§ Exercise:
Leave out the pictures and copy everything else in the entries exactly.

§ Provided data:
★ ★ ★

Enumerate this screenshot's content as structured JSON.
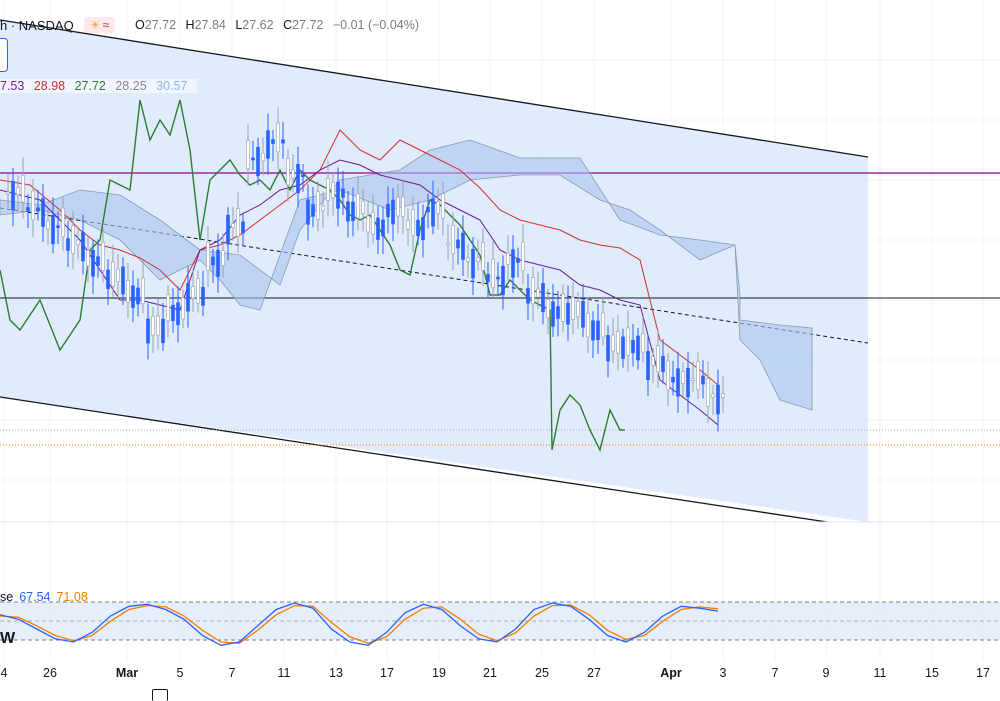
{
  "header": {
    "symbol_label": "h · NASDAQ",
    "ohlc": [
      {
        "key": "O",
        "value": "27.72"
      },
      {
        "key": "H",
        "value": "27.84"
      },
      {
        "key": "L",
        "value": "27.62"
      },
      {
        "key": "C",
        "value": "27.72"
      }
    ],
    "change": "−0.01 (−0.04%)",
    "badge_icons": [
      "sun-icon",
      "wave-icon"
    ]
  },
  "indicator_values": [
    {
      "text": "7.53",
      "color": "#7b1fa2"
    },
    {
      "text": "28.98",
      "color": "#d32f2f"
    },
    {
      "text": "27.72",
      "color": "#2e7d32"
    },
    {
      "text": "28.25",
      "color": "#888888"
    },
    {
      "text": "30.57",
      "color": "#90b4e8"
    }
  ],
  "stoch": {
    "label": "se",
    "k": "67.54",
    "d": "71.08",
    "k_color": "#2962ff",
    "d_color": "#f57c00"
  },
  "wlabel": "W",
  "xaxis": {
    "labels": [
      {
        "text": "4",
        "bold": false
      },
      {
        "text": "26",
        "bold": false
      },
      {
        "text": "Mar",
        "bold": true
      },
      {
        "text": "5",
        "bold": false
      },
      {
        "text": "7",
        "bold": false
      },
      {
        "text": "11",
        "bold": false
      },
      {
        "text": "13",
        "bold": false
      },
      {
        "text": "17",
        "bold": false
      },
      {
        "text": "19",
        "bold": false
      },
      {
        "text": "21",
        "bold": false
      },
      {
        "text": "25",
        "bold": false
      },
      {
        "text": "27",
        "bold": false
      },
      {
        "text": "Apr",
        "bold": true
      },
      {
        "text": "3",
        "bold": false
      },
      {
        "text": "7",
        "bold": false
      },
      {
        "text": "9",
        "bold": false
      },
      {
        "text": "11",
        "bold": false
      },
      {
        "text": "15",
        "bold": false
      },
      {
        "text": "17",
        "bold": false
      }
    ]
  },
  "colors": {
    "candle": "#2962ff",
    "channel_fill": "#dbe7fb",
    "tenkan": "#d32f2f",
    "kijun": "#6a1b9a",
    "chikou": "#2e7d32",
    "cloud": "#a9c4ee",
    "hline_purple": "#9c27b0"
  },
  "chart_data": {
    "type": "candlestick",
    "price_points": [
      28.4,
      28.3,
      28.2,
      28.1,
      28.0,
      27.9,
      27.8,
      27.6,
      27.7,
      27.8,
      28.0,
      28.2,
      28.6,
      28.7,
      28.5,
      28.3,
      28.4,
      28.3,
      28.2,
      28.3,
      28.2,
      28.3,
      28.1,
      28.0,
      27.9,
      28.0,
      27.8,
      27.7,
      27.7,
      27.6,
      27.5,
      27.5,
      27.4,
      27.3,
      27.3,
      27.2
    ],
    "stoch_k": [
      62,
      55,
      40,
      25,
      20,
      35,
      60,
      75,
      78,
      70,
      55,
      30,
      15,
      20,
      45,
      70,
      80,
      72,
      40,
      20,
      15,
      35,
      65,
      78,
      70,
      45,
      25,
      20,
      40,
      70,
      80,
      75,
      55,
      30,
      20,
      35,
      60,
      75,
      72,
      67.54
    ],
    "stoch_d": [
      60,
      58,
      45,
      30,
      22,
      30,
      52,
      70,
      76,
      74,
      60,
      38,
      20,
      18,
      38,
      62,
      76,
      75,
      50,
      28,
      18,
      28,
      55,
      72,
      74,
      55,
      32,
      22,
      34,
      60,
      76,
      77,
      62,
      38,
      24,
      30,
      52,
      70,
      74,
      71.08
    ]
  }
}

★ ★ ★

§ Response to the task:
Enumerate this screenshot's content as structured JSON.
{
  "header": {
    "symbol_label": "h · NASDAQ",
    "ohlc": [
      {
        "key": "O",
        "value": "27.72"
      },
      {
        "key": "H",
        "value": "27.84"
      },
      {
        "key": "L",
        "value": "27.62"
      },
      {
        "key": "C",
        "value": "27.72"
      }
    ],
    "change": "−0.01 (−0.04%)",
    "badge_icons": [
      "sun-icon",
      "wave-icon"
    ]
  },
  "indicator_values": [
    {
      "text": "7.53",
      "color": "#7b1fa2"
    },
    {
      "text": "28.98",
      "color": "#d32f2f"
    },
    {
      "text": "27.72",
      "color": "#2e7d32"
    },
    {
      "text": "28.25",
      "color": "#888888"
    },
    {
      "text": "30.57",
      "color": "#90b4e8"
    }
  ],
  "stoch": {
    "label": "se",
    "k": "67.54",
    "d": "71.08",
    "k_color": "#2962ff",
    "d_color": "#f57c00"
  },
  "wlabel": "W",
  "xaxis": {
    "labels": [
      {
        "text": "4",
        "bold": false
      },
      {
        "text": "26",
        "bold": false
      },
      {
        "text": "Mar",
        "bold": true
      },
      {
        "text": "5",
        "bold": false
      },
      {
        "text": "7",
        "bold": false
      },
      {
        "text": "11",
        "bold": false
      },
      {
        "text": "13",
        "bold": false
      },
      {
        "text": "17",
        "bold": false
      },
      {
        "text": "19",
        "bold": false
      },
      {
        "text": "21",
        "bold": false
      },
      {
        "text": "25",
        "bold": false
      },
      {
        "text": "27",
        "bold": false
      },
      {
        "text": "Apr",
        "bold": true
      },
      {
        "text": "3",
        "bold": false
      },
      {
        "text": "7",
        "bold": false
      },
      {
        "text": "9",
        "bold": false
      },
      {
        "text": "11",
        "bold": false
      },
      {
        "text": "15",
        "bold": false
      },
      {
        "text": "17",
        "bold": false
      }
    ]
  },
  "colors": {
    "candle": "#2962ff",
    "channel_fill": "#dbe7fb",
    "tenkan": "#d32f2f",
    "kijun": "#6a1b9a",
    "chikou": "#2e7d32",
    "cloud": "#a9c4ee",
    "hline_purple": "#9c27b0"
  },
  "chart_data": {
    "type": "candlestick",
    "price_points": [
      28.4,
      28.3,
      28.2,
      28.1,
      28.0,
      27.9,
      27.8,
      27.6,
      27.7,
      27.8,
      28.0,
      28.2,
      28.6,
      28.7,
      28.5,
      28.3,
      28.4,
      28.3,
      28.2,
      28.3,
      28.2,
      28.3,
      28.1,
      28.0,
      27.9,
      28.0,
      27.8,
      27.7,
      27.7,
      27.6,
      27.5,
      27.5,
      27.4,
      27.3,
      27.3,
      27.2
    ],
    "stoch_k": [
      62,
      55,
      40,
      25,
      20,
      35,
      60,
      75,
      78,
      70,
      55,
      30,
      15,
      20,
      45,
      70,
      80,
      72,
      40,
      20,
      15,
      35,
      65,
      78,
      70,
      45,
      25,
      20,
      40,
      70,
      80,
      75,
      55,
      30,
      20,
      35,
      60,
      75,
      72,
      67.54
    ],
    "stoch_d": [
      60,
      58,
      45,
      30,
      22,
      30,
      52,
      70,
      76,
      74,
      60,
      38,
      20,
      18,
      38,
      62,
      76,
      75,
      50,
      28,
      18,
      28,
      55,
      72,
      74,
      55,
      32,
      22,
      34,
      60,
      76,
      77,
      62,
      38,
      24,
      30,
      52,
      70,
      74,
      71.08
    ]
  }
}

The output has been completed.